# [EXCERPTED PASSAGE]
Epiricania melanoleuca

Scientific classification
- Domain: Eukaryota
- Kingdom: Animalia
- Phylum: Arthropoda
- Class: Insecta
- Order: Lepidoptera
- Family: Epipyropidae
- Genus: Epiricania
- Species: E. melanoleuca
- Binomial name: Epiricania melanoleuca (T. B. Fletcher, 1939)
- Synonyms: Epipyrops melanoleuca T. B. Fletcher, 1939; Fulgoraecia melanoleuca (Fletcher);

= Epiricania melanoleuca =

- Authority: (T. B. Fletcher, 1939)
- Synonyms: Epipyrops melanoleuca, T. B. Fletcher, 1939, Fulgoraecia melanoleuca (Fletcher)

Species of moth

Epiricania melanoleuca is a moth in the family Epipyropidae. It was described by Thomas Bainbrigge Fletcher in 1939. It is found in India, where its larvae are external parasitoids of the sugarcane planthopper (Pyrilla perpusilla). It has been used in biological pest control against this pest.

==Description==
The adult E. melanoleuca is a small, dark grey, moth with short, broad wings giving it a triangular outline. The male has a whitish margin to both pairs of wings, while the female has slatey-grey forewings and dark grey hindwings. The wingspan is 10 to 13 mm in females, and slightly less in males. The antennae are bipectinate (have comb-like lateral processes on both sides). The larvae are at first campodeiform, having a long flattened body, legs and antennae, but the later instars are fleshy and ellipsoidal; they are concealed by the white waxy filaments they secrete. The pupa is concealed in an oval, white, silken cocoon.

==Distribution==
Epiricania melanoleuca is native to India, occurring in the drier parts of the sugarcane-growing area. It also occurs in Pakistan and Bangladesh, and has been introduced into Sri Lanka.

# [DATA SUPPLIED]

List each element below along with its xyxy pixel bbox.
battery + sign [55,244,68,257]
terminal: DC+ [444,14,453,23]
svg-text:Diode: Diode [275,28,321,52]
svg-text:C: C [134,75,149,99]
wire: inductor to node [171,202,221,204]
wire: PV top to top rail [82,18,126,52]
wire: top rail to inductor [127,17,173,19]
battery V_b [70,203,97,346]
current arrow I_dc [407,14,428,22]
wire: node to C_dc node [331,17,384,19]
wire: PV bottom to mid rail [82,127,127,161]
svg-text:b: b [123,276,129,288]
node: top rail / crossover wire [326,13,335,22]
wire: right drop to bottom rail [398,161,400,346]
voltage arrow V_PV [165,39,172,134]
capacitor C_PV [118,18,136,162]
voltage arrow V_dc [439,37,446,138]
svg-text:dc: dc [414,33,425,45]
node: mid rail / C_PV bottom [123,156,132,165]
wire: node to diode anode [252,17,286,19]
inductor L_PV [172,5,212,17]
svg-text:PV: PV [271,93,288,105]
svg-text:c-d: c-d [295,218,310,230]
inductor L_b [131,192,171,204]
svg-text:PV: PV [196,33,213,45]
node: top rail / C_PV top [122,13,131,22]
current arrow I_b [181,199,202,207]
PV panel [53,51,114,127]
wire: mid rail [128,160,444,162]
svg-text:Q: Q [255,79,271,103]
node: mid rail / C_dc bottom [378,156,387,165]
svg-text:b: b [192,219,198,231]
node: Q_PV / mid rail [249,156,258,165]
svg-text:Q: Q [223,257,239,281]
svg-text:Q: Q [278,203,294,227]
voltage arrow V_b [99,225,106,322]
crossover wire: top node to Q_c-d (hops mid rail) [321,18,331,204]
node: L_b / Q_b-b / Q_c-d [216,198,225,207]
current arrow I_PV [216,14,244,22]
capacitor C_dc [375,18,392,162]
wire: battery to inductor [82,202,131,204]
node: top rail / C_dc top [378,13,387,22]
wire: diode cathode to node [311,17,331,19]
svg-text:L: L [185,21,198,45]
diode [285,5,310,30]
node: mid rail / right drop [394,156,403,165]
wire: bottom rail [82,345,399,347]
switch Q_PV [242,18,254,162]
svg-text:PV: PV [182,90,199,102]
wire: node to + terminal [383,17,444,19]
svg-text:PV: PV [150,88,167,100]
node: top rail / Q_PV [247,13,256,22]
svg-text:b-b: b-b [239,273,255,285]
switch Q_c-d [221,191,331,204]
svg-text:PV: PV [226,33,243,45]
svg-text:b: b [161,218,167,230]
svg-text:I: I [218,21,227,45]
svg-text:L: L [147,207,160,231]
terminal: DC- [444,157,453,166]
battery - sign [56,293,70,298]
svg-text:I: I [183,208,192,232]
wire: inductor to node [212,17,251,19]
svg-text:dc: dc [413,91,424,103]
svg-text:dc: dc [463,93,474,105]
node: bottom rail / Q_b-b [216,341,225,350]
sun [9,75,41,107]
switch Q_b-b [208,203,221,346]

# [PROBLEMS TO SOLVE]
- 1) Copy out the Epiricania melanoleuca article from "- Synonyms: Epipyrops melanoleuca, T." up to and including "against this pest.".
- 2) According to the Epiricania melanoleuca article, what is the wingspan of the female moth?
- 3) Extend the Epiricania melanoleuca article, picking up after its final sentence.

# [ACTIVITY ANSWERS]
- 1)
- Synonyms: Epipyrops melanoleuca, T. B. Fletcher, 1939, Fulgoraecia melanoleuca (Fletcher)

Species of moth

Epiricania melanoleuca is a moth in the family Epipyropidae. It was described by Thomas Bainbrigge Fletcher in 1939. It is found in India, where its larvae are external parasitoids of the sugarcane planthopper (Pyrilla perpusilla). It has been used in biological pest control against this pest.

- 2) 10 to 13 mm.

- 3)
==Ecology==
The larvae of E. melanoleuca are parasitoids on the sugarcane planthopper (Pyrilla perpusilla). The moth's eggs are laid on the surface of the leaves on which the planthopper and its nymphs are feeding. Fecundity of the female moth is in the range 400 to 800. On hatching, the moth larvae attach themselves with their prolegs to the edge of a leaf and hold themselves erect, questing for a suitable host. When one is found, they attach themselves to the planthopper nymph with hooked claws, pierce the cuticle with their mouthparts and suck out the hemolymph. When the moth larvae are fully grown, after four or five moults, they can be seen as conspicuous, white bulges on the surface of the host. They then detach from their hosts, which dies at around this time, and pupate on the surface of a leaf near the ground.

==Use in biological control==
Epiricania melanoleuca can be used in biological pest control. When it has been introduced to areas of India where it does not naturally occur, the incidence of the sugarcane planthopper has been reduced. The moth can be bred in the laboratory, and eggs can be transferred on leaves, or cocoons can be collected from fields and transferred. In a research study in Orissa, peak planthopper activity was observed in September. A parasite/pest ratio of 1:64 in late August was converted into a ratio of 1:0.25 in late October, indicating control of the pest. As well as the natural suppression of the pest, there is a considerable saving to be made by reducing the use of insecticides on the sugarcane crop.